— BEGIN —

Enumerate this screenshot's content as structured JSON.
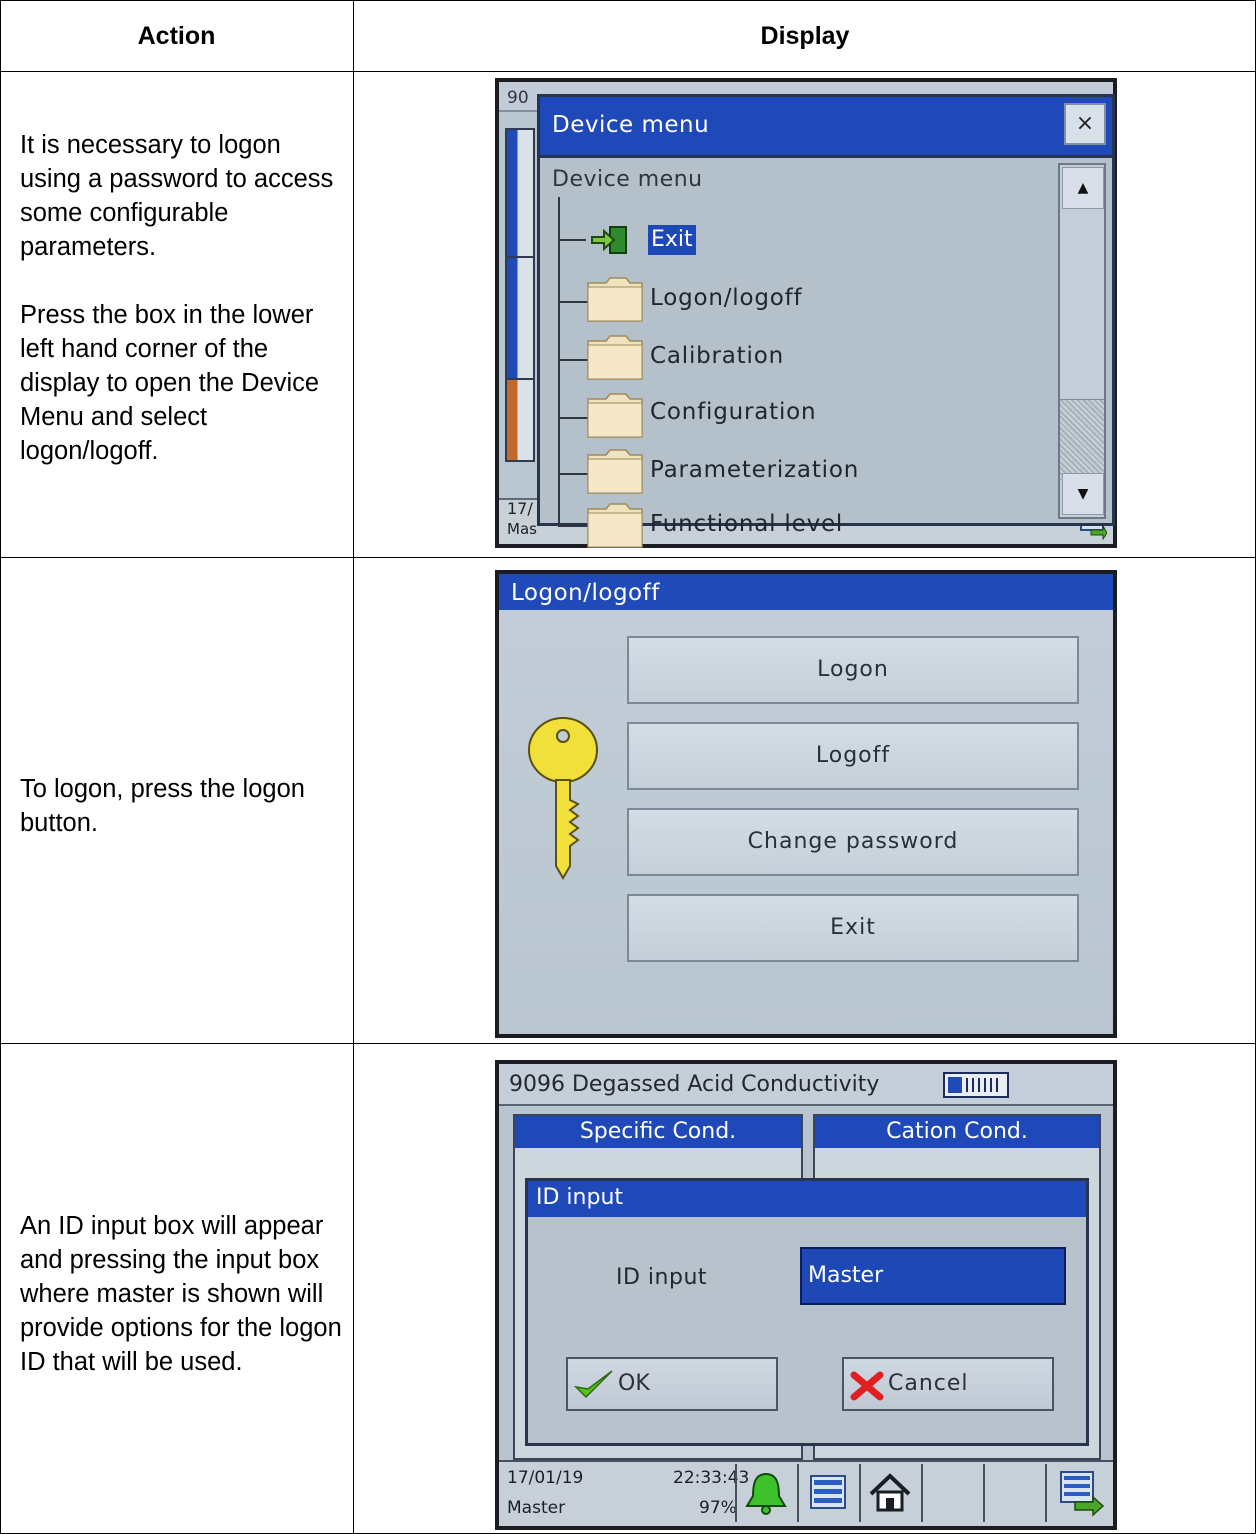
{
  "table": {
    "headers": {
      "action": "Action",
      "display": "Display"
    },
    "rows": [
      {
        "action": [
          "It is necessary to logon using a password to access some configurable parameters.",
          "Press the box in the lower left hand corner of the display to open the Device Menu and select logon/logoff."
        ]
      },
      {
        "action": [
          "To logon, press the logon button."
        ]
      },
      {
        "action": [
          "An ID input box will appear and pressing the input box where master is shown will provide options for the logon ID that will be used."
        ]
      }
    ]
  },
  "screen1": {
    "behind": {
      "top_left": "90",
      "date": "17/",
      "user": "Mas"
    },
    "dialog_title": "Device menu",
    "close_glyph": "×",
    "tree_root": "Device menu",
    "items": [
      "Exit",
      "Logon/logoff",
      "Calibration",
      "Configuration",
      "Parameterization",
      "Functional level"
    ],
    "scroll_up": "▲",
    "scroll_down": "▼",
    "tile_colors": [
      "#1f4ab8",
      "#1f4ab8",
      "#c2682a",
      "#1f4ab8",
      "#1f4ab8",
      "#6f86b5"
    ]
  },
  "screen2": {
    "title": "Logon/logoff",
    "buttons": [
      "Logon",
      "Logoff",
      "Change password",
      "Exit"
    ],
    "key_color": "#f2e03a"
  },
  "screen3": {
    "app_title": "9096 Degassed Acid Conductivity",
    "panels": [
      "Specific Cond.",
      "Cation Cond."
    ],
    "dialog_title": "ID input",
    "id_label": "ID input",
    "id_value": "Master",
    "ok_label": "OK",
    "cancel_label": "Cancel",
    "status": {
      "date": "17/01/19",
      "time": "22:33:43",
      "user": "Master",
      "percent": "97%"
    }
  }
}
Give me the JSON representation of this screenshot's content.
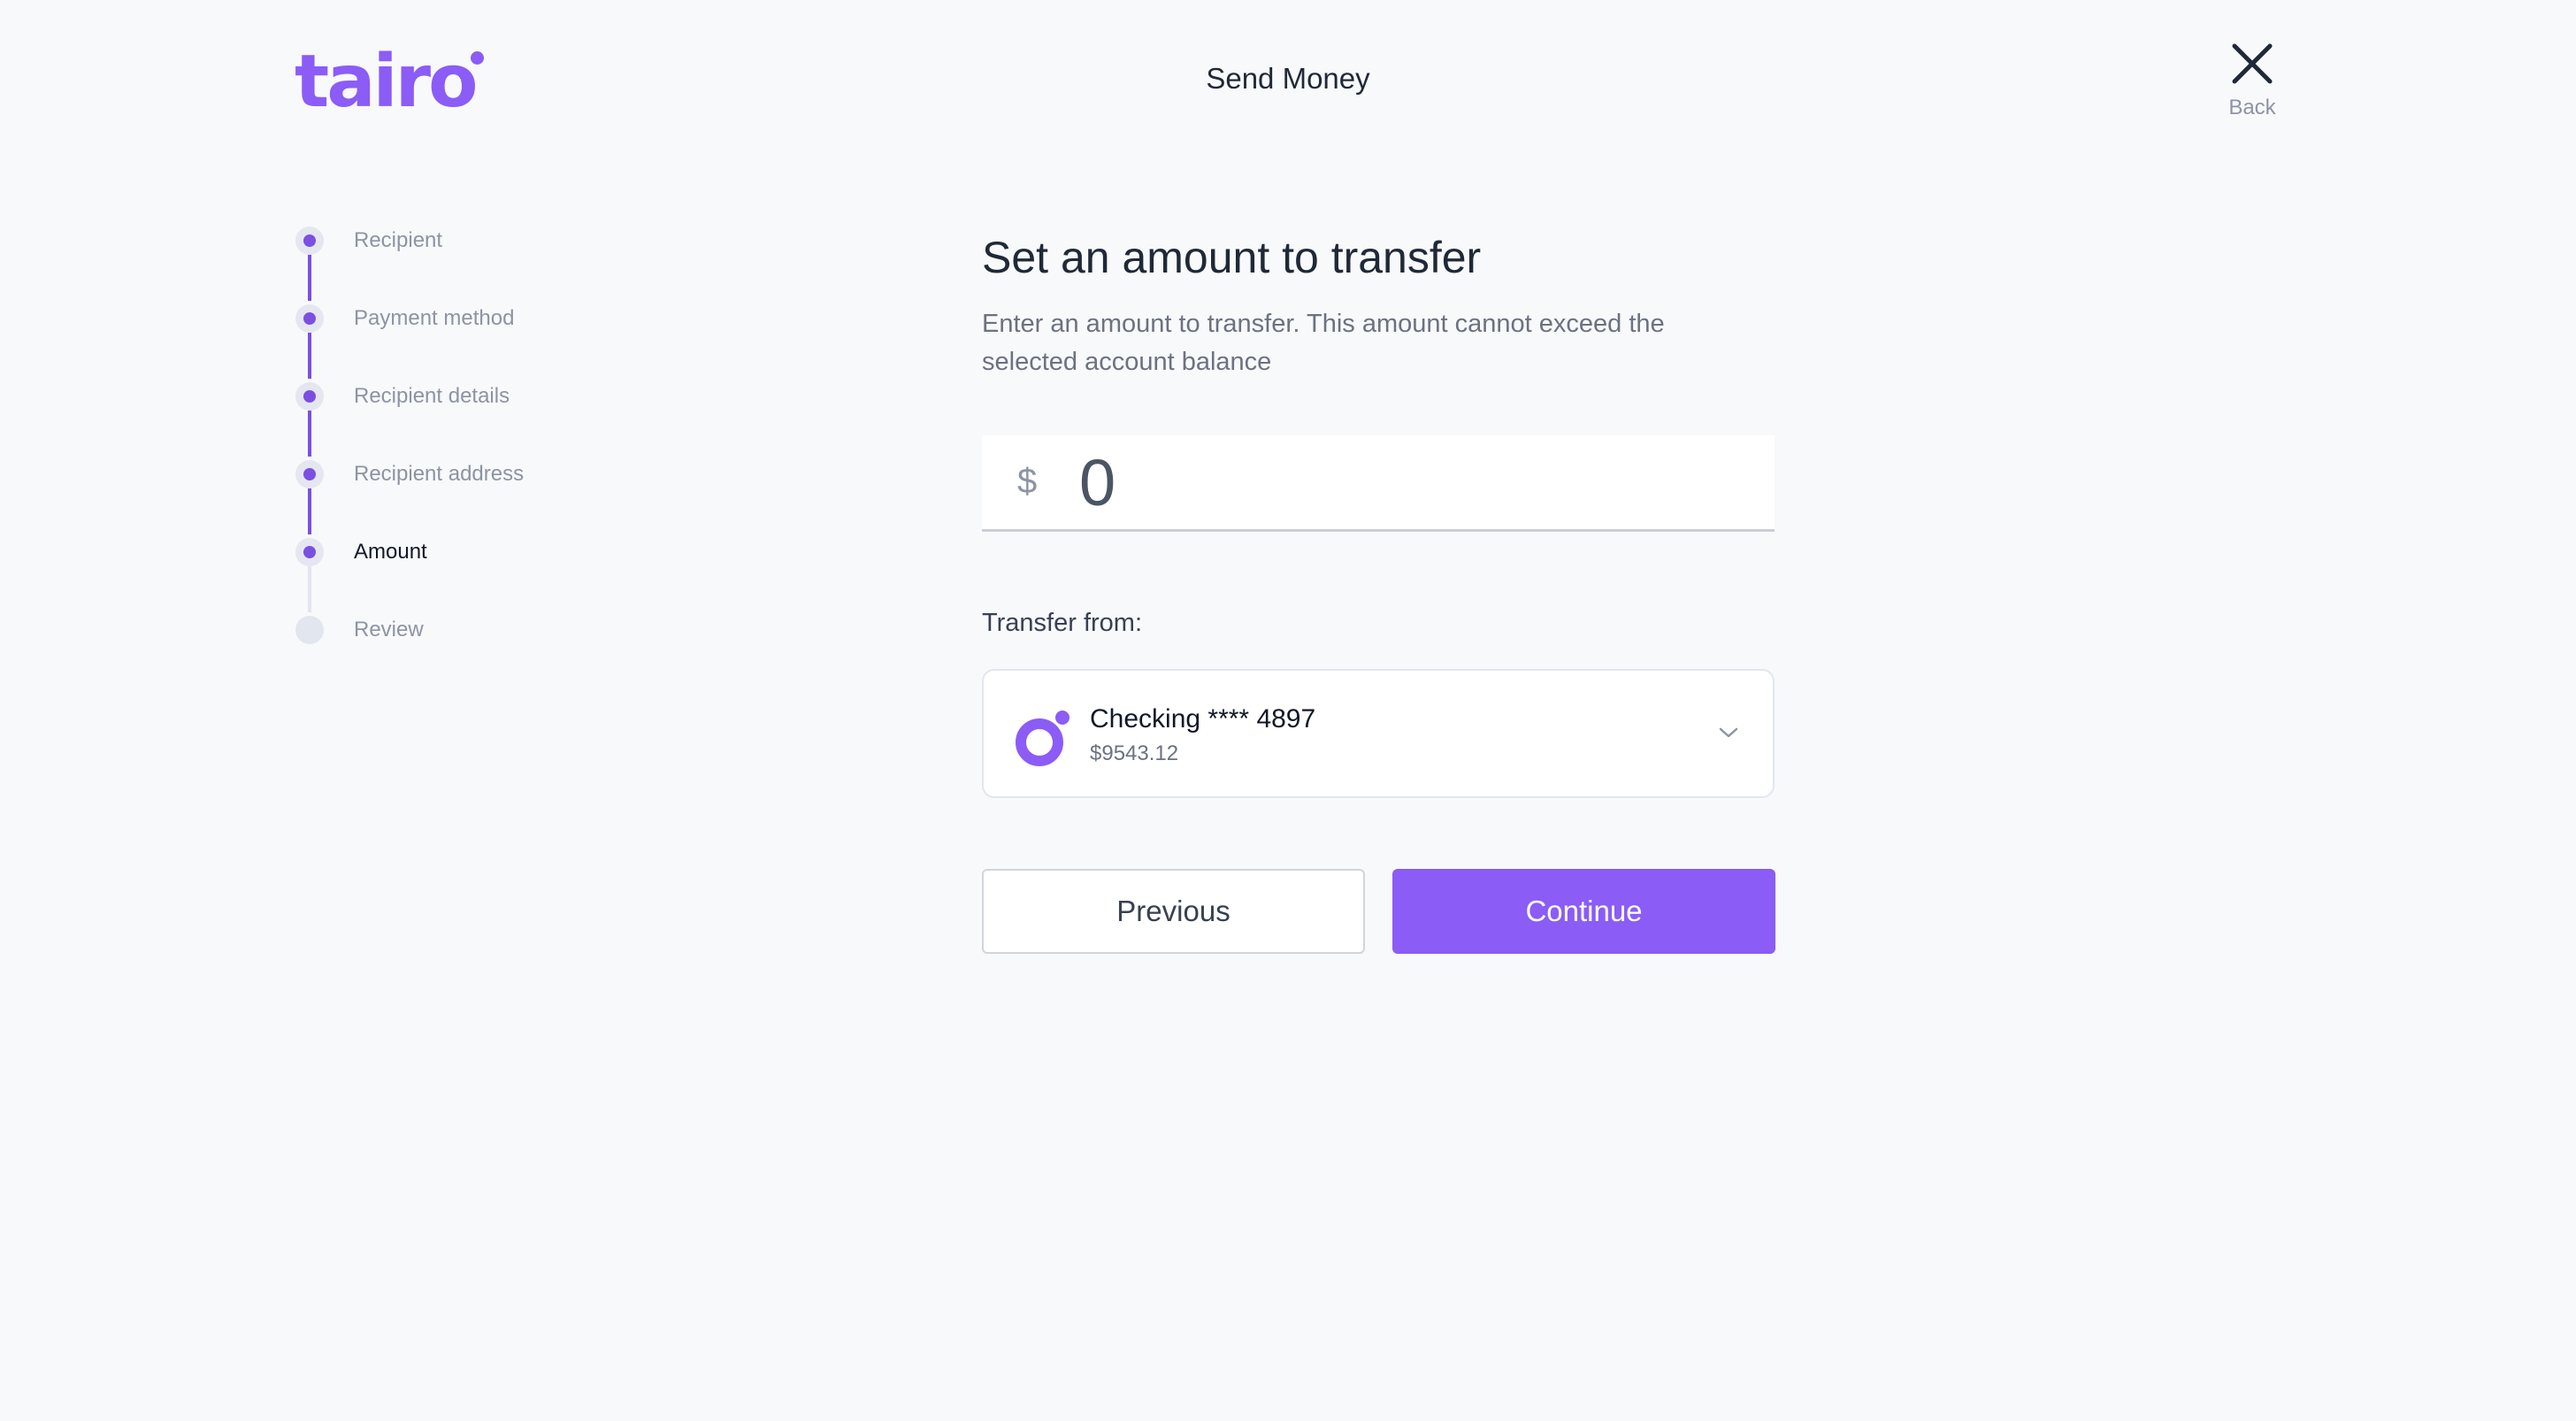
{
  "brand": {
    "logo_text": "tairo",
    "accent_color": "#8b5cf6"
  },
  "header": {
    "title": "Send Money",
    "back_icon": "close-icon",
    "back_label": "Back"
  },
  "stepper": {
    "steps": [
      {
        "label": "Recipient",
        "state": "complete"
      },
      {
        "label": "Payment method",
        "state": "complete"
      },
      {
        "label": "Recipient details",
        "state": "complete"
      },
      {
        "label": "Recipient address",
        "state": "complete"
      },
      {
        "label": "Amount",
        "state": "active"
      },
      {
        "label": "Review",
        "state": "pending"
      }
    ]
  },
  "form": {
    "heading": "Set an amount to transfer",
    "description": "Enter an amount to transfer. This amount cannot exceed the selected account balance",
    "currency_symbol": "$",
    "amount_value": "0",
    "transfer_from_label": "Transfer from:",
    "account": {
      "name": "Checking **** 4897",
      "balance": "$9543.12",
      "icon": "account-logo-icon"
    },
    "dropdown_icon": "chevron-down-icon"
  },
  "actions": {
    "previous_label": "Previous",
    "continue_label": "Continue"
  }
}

— END —

• TASK DESCRIPTION: Which lines of the data include "display"? Copy each of them.

• EXPECTED ANSWER:
      "display": "Display"
          "Press the box in the lower left hand corner of the display to open the Device Menu and select logon/logoff."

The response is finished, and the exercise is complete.